| Stated goal |
Here are some records; quote them exactly, leaving out the pictures.

____

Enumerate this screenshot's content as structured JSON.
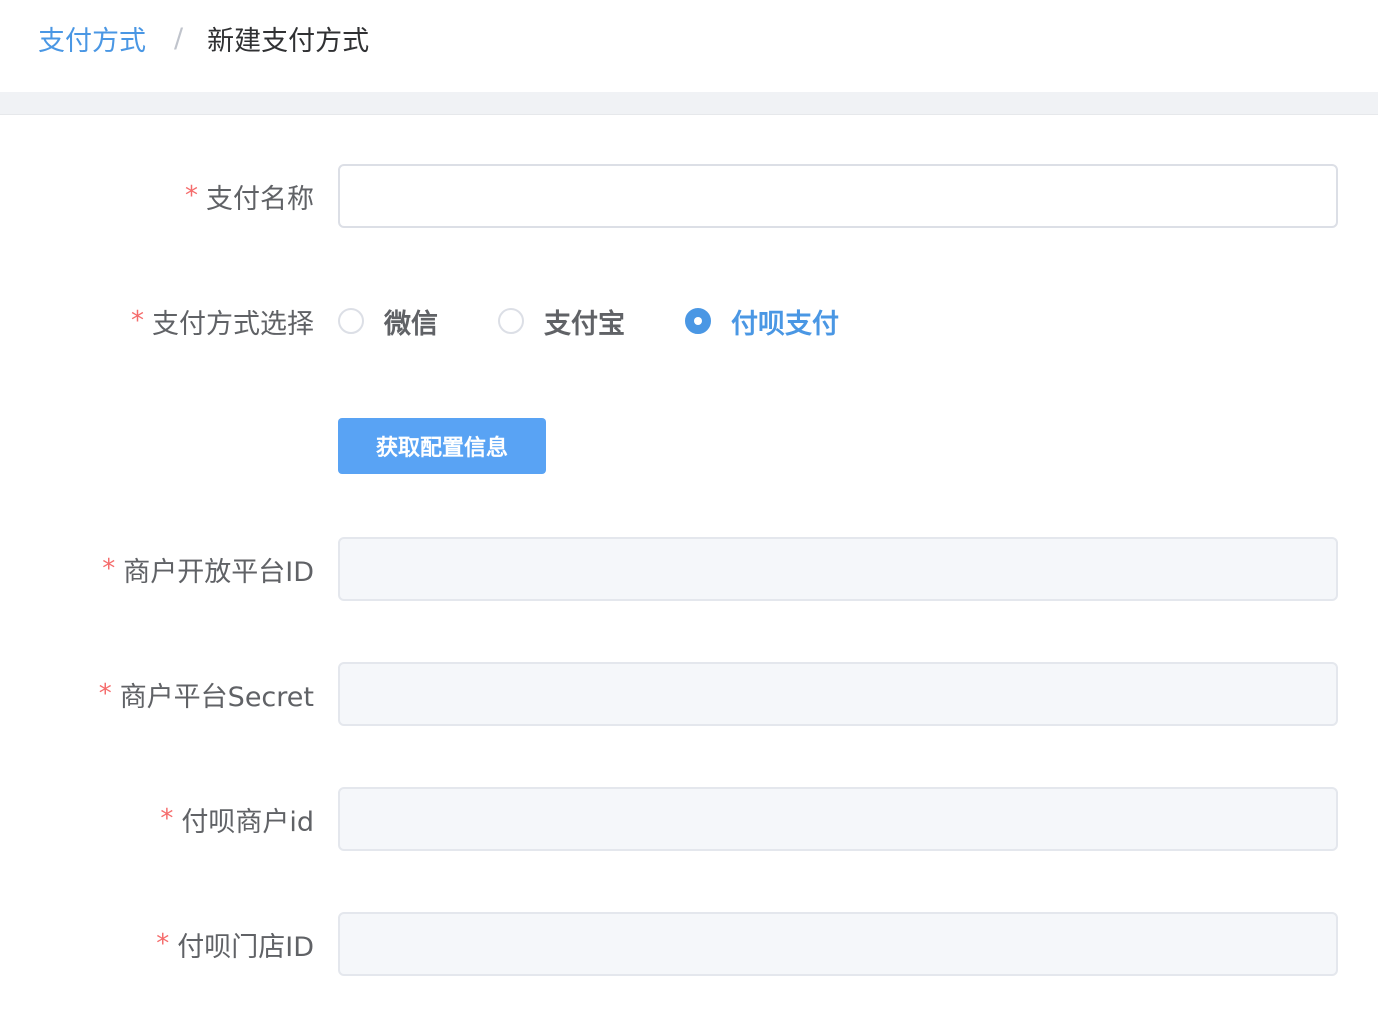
{
  "breadcrumb": {
    "parent": "支付方式",
    "separator": "/",
    "current": "新建支付方式"
  },
  "form": {
    "required_mark": "*",
    "payment_name": {
      "label": "支付名称",
      "value": ""
    },
    "payment_method": {
      "label": "支付方式选择",
      "options": [
        {
          "label": "微信",
          "checked": false
        },
        {
          "label": "支付宝",
          "checked": false
        },
        {
          "label": "付呗支付",
          "checked": true
        }
      ]
    },
    "fetch_button_label": "获取配置信息",
    "merchant_open_platform_id": {
      "label": "商户开放平台ID",
      "value": "",
      "disabled": true
    },
    "merchant_platform_secret": {
      "label": "商户平台Secret",
      "value": "",
      "disabled": true
    },
    "fubei_merchant_id": {
      "label": "付呗商户id",
      "value": "",
      "disabled": true
    },
    "fubei_store_id": {
      "label": "付呗门店ID",
      "value": "",
      "disabled": true
    }
  },
  "colors": {
    "accent": "#4a97e4",
    "button": "#59a3f4",
    "required": "#f56c6c",
    "disabled_bg": "#f5f7fa"
  }
}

____

| Written answer |
Enumerate this screenshot's content as structured JSON.
{
  "breadcrumb": {
    "parent": "支付方式",
    "separator": "/",
    "current": "新建支付方式"
  },
  "form": {
    "required_mark": "*",
    "payment_name": {
      "label": "支付名称",
      "value": ""
    },
    "payment_method": {
      "label": "支付方式选择",
      "options": [
        {
          "label": "微信",
          "checked": false
        },
        {
          "label": "支付宝",
          "checked": false
        },
        {
          "label": "付呗支付",
          "checked": true
        }
      ]
    },
    "fetch_button_label": "获取配置信息",
    "merchant_open_platform_id": {
      "label": "商户开放平台ID",
      "value": "",
      "disabled": true
    },
    "merchant_platform_secret": {
      "label": "商户平台Secret",
      "value": "",
      "disabled": true
    },
    "fubei_merchant_id": {
      "label": "付呗商户id",
      "value": "",
      "disabled": true
    },
    "fubei_store_id": {
      "label": "付呗门店ID",
      "value": "",
      "disabled": true
    }
  },
  "colors": {
    "accent": "#4a97e4",
    "button": "#59a3f4",
    "required": "#f56c6c",
    "disabled_bg": "#f5f7fa"
  }
}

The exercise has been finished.